* Data for the task *

--- START ---

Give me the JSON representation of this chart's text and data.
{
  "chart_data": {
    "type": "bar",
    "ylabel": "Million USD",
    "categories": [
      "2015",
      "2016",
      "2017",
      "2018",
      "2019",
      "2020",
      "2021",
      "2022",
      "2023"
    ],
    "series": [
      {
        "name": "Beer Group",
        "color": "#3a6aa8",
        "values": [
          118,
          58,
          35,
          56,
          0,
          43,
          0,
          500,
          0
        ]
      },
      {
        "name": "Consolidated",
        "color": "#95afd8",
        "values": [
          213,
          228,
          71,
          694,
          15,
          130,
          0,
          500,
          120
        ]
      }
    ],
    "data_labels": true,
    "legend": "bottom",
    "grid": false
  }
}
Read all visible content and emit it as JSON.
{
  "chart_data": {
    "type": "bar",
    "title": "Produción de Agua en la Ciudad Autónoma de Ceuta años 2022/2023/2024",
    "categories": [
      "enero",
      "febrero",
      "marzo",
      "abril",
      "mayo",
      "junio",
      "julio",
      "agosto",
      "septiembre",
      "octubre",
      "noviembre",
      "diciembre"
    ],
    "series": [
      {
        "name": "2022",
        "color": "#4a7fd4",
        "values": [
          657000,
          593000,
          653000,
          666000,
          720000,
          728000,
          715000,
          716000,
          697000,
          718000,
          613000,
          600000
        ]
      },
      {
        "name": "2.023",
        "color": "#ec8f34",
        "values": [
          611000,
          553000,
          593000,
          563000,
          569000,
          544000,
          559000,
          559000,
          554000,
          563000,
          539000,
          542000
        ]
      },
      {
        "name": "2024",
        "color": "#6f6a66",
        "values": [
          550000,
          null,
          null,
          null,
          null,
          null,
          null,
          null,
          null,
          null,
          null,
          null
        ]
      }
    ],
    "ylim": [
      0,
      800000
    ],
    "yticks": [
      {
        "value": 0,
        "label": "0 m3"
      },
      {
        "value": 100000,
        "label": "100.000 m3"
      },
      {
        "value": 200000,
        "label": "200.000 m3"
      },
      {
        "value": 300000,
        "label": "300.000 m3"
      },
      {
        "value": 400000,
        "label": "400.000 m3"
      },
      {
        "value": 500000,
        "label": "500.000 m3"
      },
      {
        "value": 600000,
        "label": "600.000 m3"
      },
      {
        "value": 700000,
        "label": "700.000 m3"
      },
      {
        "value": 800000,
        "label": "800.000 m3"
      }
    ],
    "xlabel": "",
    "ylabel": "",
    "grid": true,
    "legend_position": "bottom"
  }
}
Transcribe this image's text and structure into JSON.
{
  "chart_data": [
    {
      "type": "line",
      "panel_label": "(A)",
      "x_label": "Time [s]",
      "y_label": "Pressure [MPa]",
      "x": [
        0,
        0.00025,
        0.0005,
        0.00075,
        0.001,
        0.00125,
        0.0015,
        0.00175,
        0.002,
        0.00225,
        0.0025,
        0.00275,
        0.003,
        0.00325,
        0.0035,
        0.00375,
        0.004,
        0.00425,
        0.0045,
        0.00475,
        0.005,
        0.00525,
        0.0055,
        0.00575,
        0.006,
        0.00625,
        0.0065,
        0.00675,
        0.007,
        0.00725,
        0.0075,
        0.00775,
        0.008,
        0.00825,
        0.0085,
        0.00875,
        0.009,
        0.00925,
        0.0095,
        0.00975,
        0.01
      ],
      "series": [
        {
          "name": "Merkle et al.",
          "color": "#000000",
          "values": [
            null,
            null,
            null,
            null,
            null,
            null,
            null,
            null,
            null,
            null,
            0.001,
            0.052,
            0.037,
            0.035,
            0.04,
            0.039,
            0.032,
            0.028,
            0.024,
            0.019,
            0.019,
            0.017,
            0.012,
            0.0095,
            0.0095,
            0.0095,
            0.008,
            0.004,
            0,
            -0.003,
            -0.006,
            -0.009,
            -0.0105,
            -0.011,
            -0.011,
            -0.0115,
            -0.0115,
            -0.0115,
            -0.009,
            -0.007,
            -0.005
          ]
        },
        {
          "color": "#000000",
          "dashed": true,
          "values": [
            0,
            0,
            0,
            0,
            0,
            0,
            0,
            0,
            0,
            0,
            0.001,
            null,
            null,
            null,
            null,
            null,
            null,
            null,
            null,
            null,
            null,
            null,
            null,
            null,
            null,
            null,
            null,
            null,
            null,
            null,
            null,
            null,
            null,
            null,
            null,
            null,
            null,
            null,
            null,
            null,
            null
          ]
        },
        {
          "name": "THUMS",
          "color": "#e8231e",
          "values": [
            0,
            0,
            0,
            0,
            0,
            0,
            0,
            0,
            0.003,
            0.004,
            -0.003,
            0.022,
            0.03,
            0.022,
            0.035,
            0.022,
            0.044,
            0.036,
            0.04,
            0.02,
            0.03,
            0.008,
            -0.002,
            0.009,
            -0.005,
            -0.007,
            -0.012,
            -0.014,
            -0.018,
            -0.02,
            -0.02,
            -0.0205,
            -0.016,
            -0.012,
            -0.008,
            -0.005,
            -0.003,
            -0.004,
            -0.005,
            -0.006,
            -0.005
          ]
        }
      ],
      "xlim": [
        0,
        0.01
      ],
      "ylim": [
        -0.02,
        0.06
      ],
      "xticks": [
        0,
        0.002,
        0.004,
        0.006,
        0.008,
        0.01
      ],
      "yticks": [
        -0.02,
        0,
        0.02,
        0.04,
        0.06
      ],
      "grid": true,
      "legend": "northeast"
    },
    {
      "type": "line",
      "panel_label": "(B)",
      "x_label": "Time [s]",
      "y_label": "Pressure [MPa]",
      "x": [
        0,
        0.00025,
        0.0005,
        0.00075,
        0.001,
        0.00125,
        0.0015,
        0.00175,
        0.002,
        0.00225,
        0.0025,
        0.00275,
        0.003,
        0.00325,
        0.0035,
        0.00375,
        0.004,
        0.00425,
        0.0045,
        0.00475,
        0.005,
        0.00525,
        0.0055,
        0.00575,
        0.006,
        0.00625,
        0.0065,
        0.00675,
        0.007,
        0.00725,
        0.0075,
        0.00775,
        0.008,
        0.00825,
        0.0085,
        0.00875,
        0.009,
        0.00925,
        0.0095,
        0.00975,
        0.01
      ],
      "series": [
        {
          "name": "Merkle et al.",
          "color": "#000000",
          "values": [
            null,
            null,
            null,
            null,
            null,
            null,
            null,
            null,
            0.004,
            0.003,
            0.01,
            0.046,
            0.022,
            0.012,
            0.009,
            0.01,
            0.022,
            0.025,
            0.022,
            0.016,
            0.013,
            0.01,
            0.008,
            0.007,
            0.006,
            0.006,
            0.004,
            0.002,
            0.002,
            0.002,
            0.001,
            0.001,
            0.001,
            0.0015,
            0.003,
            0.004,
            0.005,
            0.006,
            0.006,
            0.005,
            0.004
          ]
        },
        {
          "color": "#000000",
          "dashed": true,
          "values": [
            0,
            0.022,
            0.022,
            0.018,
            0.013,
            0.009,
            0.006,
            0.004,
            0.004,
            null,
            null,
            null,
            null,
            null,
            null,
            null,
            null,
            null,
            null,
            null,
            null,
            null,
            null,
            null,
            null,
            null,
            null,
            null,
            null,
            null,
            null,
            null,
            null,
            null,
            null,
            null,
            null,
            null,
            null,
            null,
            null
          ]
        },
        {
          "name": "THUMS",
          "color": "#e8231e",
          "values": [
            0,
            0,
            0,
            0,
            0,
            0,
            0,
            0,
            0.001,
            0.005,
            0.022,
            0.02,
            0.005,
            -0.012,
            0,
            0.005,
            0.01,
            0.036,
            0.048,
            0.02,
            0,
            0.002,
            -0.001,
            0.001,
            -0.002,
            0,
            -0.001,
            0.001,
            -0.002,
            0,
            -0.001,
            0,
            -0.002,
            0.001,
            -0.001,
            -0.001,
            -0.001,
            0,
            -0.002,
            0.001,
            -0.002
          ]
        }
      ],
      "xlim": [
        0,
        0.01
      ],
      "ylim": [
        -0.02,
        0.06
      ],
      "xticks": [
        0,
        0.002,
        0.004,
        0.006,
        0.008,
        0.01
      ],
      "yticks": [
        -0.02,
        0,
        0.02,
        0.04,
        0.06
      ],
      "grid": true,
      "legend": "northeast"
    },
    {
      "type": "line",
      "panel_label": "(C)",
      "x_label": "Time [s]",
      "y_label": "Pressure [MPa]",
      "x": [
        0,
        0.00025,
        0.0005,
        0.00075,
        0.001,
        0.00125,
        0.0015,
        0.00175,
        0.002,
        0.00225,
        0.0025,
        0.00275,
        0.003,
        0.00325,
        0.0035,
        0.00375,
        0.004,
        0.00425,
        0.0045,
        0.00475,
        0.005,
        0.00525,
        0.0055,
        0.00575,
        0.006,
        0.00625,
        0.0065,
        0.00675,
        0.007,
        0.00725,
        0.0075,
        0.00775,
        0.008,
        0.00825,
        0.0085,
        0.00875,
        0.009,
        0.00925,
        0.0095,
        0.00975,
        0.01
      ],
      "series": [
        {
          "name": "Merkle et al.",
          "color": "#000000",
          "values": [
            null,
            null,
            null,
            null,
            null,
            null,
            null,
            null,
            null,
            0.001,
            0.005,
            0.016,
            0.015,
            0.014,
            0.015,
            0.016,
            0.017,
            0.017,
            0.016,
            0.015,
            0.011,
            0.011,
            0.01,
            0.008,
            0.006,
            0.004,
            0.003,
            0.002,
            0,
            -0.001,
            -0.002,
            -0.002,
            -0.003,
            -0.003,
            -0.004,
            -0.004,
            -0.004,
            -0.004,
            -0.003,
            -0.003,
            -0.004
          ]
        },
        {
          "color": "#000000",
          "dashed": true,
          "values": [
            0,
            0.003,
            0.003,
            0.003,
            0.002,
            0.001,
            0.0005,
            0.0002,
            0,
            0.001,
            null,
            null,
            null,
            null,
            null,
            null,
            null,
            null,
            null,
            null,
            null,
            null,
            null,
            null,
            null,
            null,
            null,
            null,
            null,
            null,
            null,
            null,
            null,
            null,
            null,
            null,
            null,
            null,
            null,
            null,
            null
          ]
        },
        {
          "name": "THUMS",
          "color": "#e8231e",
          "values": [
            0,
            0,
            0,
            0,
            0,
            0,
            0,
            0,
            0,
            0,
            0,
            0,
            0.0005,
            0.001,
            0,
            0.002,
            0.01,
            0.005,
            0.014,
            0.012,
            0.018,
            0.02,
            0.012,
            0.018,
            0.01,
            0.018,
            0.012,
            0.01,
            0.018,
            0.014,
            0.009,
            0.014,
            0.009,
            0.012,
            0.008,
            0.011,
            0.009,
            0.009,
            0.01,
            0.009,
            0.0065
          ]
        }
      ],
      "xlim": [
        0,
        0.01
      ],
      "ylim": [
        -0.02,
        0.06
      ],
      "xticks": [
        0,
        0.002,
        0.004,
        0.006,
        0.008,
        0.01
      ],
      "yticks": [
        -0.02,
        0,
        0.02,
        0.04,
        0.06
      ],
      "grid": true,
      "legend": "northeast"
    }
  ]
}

--- END ---

Find each line with the string "this" and copy it out.

* Finished exercise *
Give me the JSON representation of this chart's text and data.
Transcribe this image's text and structure into JSON.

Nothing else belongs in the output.